**Exercise details**
Your answer should be a single number: the count of lines in the material below that hold "Sunday".

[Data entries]
------------

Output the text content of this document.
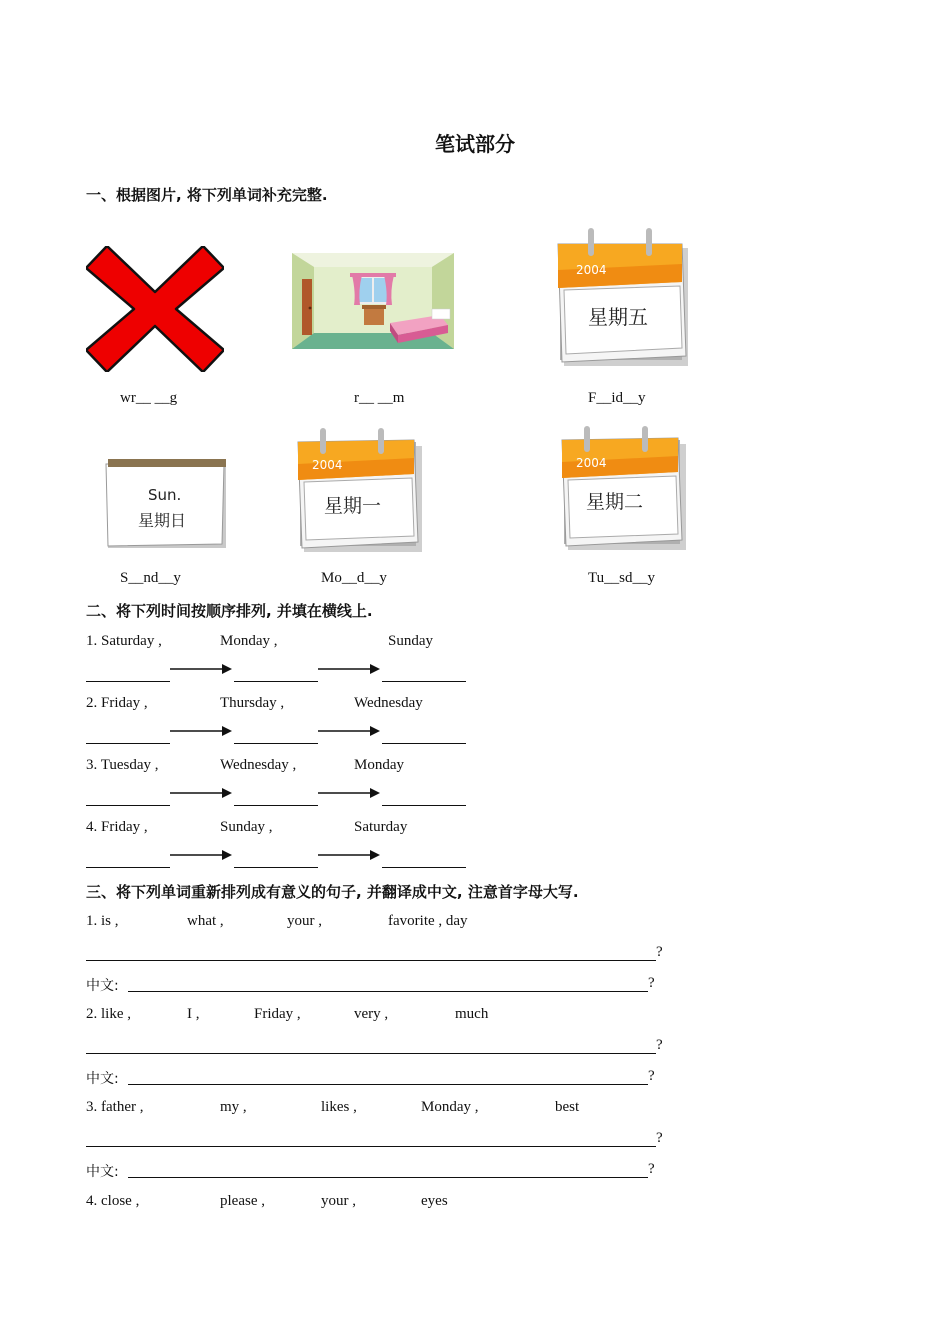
笔试部分
一、根据图片, 将下列单词补充完整.
2004
星期五
wr__ __g	r__ __m	F__id__y
Sun.
星期日
2004
星期一
2004
星期二
S__nd__y	Mo__d__y	Tu__sd__y
二、将下列时间按顺序排列, 并填在横线上.
1. Saturday ,	Monday ,	Sunday
2. Friday ,	Thursday ,	Wednesday
3. Tuesday ,	Wednesday ,	Monday
4. Friday ,	Sunday ,	Saturday
三、将下列单词重新排列成有意义的句子, 并翻译成中文, 注意首字母大写.
1. is ,	what ,	your ,	favorite , day
?
中文:	?
2. like ,	I ,	Friday ,	very ,	much
?
中文:	?
3. father ,	my ,	likes ,	Monday ,	best
?
中文:	?
4. close ,	please ,	your ,	eyes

------------

**Complete output**
2